In the material below, list every line carrying the string "Teacher".

# start of SUPPLIED MATERIAL

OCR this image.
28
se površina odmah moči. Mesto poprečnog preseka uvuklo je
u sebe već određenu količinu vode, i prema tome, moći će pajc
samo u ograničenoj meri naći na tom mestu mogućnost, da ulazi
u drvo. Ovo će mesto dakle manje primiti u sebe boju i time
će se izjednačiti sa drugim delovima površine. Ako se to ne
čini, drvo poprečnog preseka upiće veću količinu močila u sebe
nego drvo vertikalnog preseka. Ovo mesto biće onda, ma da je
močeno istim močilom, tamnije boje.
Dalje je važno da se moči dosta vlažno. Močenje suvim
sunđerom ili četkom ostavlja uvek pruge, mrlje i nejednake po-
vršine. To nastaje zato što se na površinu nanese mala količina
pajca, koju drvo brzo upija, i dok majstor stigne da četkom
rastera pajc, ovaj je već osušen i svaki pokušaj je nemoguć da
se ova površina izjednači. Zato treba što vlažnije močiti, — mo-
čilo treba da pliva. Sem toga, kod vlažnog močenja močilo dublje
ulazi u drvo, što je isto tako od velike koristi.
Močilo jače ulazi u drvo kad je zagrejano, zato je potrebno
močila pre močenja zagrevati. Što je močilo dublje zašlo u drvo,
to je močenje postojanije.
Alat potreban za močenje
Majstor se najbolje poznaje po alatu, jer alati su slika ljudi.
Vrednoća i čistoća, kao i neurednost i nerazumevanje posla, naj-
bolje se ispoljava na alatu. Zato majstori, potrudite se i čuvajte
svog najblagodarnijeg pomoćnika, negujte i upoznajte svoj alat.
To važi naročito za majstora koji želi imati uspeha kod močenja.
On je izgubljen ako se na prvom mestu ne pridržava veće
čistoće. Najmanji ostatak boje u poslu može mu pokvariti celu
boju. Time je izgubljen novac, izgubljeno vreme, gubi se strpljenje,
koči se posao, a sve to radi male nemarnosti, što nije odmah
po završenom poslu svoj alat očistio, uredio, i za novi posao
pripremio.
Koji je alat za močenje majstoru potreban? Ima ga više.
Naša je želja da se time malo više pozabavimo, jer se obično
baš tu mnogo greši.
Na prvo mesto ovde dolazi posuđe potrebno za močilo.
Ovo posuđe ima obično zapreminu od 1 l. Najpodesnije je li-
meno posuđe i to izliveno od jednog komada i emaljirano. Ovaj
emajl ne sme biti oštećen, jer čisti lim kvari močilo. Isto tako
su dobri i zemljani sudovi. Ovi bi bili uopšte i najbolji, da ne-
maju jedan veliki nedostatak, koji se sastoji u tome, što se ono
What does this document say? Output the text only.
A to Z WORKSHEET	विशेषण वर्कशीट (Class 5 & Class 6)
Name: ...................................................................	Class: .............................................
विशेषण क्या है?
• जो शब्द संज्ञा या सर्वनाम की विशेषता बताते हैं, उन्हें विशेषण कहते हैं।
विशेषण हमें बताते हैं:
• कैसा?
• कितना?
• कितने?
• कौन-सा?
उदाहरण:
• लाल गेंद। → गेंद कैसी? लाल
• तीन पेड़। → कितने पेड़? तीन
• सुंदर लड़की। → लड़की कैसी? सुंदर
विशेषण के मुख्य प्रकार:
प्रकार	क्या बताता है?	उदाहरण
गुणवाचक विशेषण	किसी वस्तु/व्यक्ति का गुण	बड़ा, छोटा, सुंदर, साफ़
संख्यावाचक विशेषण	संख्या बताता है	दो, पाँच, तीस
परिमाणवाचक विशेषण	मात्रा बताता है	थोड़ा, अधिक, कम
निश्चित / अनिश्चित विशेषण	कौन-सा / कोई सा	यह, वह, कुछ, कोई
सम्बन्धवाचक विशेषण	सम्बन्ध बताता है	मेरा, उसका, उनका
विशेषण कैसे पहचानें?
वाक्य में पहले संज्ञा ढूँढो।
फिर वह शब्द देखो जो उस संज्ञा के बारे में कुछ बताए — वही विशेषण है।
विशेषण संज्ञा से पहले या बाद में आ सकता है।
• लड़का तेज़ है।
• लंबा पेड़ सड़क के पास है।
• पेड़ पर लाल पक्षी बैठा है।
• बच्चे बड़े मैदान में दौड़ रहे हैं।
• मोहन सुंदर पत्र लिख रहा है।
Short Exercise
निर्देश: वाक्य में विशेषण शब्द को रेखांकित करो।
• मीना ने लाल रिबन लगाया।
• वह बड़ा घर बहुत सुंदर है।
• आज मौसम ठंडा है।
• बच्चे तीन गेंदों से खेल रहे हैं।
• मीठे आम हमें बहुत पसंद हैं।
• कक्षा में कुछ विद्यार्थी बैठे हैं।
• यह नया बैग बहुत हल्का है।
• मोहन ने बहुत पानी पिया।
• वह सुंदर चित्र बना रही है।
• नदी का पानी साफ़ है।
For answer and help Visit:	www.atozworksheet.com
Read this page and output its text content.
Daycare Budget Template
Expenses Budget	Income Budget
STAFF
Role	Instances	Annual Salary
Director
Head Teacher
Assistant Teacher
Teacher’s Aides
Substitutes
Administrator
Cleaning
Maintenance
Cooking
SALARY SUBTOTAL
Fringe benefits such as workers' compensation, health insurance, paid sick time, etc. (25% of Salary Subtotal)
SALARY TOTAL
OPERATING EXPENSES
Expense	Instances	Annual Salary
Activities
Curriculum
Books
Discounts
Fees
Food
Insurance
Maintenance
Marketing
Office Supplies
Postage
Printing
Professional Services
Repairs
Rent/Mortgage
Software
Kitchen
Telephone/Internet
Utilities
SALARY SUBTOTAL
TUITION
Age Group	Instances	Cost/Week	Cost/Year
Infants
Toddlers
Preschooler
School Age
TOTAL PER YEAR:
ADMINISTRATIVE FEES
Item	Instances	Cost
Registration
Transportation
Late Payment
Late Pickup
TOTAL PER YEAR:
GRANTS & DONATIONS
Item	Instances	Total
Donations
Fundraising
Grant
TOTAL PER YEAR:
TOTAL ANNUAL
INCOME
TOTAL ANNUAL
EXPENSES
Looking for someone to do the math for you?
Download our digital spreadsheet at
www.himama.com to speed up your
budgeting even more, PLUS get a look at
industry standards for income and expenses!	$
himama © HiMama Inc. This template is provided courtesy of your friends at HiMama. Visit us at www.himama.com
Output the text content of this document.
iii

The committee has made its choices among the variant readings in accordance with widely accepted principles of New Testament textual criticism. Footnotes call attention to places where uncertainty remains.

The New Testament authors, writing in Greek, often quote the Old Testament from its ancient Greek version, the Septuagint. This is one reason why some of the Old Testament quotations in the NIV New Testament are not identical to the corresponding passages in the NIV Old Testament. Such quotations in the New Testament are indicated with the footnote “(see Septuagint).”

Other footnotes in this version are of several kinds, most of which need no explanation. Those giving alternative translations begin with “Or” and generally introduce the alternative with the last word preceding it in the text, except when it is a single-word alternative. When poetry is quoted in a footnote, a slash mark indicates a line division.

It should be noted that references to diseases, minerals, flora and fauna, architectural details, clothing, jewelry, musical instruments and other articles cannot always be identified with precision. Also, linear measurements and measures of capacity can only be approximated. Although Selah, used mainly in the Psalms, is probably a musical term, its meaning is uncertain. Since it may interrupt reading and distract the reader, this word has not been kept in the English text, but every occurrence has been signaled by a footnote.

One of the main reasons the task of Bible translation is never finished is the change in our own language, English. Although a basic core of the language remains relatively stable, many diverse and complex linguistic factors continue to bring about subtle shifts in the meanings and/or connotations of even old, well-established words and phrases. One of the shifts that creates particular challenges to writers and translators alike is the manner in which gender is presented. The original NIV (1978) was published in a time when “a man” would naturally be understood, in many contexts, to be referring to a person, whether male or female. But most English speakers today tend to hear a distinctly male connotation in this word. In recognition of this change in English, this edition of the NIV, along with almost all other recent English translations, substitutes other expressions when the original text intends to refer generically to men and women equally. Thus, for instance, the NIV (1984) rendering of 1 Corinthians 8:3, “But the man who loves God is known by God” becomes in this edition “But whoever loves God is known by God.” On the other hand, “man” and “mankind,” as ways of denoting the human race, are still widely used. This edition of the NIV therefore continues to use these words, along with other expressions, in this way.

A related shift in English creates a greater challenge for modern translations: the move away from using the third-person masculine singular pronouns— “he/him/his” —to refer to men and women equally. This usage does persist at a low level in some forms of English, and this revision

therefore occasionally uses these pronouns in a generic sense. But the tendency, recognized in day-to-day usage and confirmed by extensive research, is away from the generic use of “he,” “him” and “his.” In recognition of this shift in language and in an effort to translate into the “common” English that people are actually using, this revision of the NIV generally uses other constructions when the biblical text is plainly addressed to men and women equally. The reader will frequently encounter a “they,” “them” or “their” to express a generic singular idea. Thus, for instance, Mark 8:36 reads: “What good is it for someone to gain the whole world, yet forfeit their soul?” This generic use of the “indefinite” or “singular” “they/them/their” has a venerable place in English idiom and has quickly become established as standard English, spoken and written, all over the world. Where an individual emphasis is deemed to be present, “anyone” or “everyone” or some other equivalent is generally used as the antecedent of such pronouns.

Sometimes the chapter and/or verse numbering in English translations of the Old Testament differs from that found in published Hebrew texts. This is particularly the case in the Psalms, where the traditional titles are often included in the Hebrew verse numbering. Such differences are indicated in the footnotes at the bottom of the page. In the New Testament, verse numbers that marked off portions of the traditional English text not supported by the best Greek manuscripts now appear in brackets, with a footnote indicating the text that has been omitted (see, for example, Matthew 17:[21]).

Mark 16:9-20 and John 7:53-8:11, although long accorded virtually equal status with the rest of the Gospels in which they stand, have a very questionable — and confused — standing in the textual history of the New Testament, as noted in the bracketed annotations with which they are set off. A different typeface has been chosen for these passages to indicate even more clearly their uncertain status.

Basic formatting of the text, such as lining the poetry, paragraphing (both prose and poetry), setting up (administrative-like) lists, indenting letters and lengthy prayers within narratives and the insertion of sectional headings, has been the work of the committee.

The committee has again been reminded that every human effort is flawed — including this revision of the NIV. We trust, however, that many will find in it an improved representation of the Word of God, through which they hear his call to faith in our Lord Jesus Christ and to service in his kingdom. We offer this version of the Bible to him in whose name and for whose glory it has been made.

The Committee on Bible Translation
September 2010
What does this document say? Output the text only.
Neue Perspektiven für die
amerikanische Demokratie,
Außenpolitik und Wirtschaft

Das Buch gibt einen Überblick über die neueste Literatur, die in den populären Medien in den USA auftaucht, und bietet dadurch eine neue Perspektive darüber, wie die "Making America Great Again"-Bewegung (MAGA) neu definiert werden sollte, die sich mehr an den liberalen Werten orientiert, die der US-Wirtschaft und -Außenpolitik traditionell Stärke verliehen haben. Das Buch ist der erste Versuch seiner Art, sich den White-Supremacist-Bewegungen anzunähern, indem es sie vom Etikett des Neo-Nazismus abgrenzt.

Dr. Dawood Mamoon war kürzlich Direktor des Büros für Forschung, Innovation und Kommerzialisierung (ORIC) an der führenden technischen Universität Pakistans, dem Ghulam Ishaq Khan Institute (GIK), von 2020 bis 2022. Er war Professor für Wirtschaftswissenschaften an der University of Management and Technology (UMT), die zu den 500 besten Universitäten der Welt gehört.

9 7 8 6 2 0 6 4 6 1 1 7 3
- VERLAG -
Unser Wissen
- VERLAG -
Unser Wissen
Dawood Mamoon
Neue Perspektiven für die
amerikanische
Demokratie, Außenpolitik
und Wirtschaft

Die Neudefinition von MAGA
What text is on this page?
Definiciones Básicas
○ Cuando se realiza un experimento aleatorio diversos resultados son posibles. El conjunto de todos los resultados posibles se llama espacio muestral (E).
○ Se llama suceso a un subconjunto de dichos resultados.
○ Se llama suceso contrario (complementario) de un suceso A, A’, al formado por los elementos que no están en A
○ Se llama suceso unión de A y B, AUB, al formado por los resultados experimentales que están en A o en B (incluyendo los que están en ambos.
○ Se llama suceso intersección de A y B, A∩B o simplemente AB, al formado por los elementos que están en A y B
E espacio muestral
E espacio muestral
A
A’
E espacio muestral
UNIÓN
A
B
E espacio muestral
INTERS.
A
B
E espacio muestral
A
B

# end of SUPPLIED MATERIAL

SOLUTION TO THIS EXERCISE:
Head Teacher
Assistant Teacher
Teacher’s Aides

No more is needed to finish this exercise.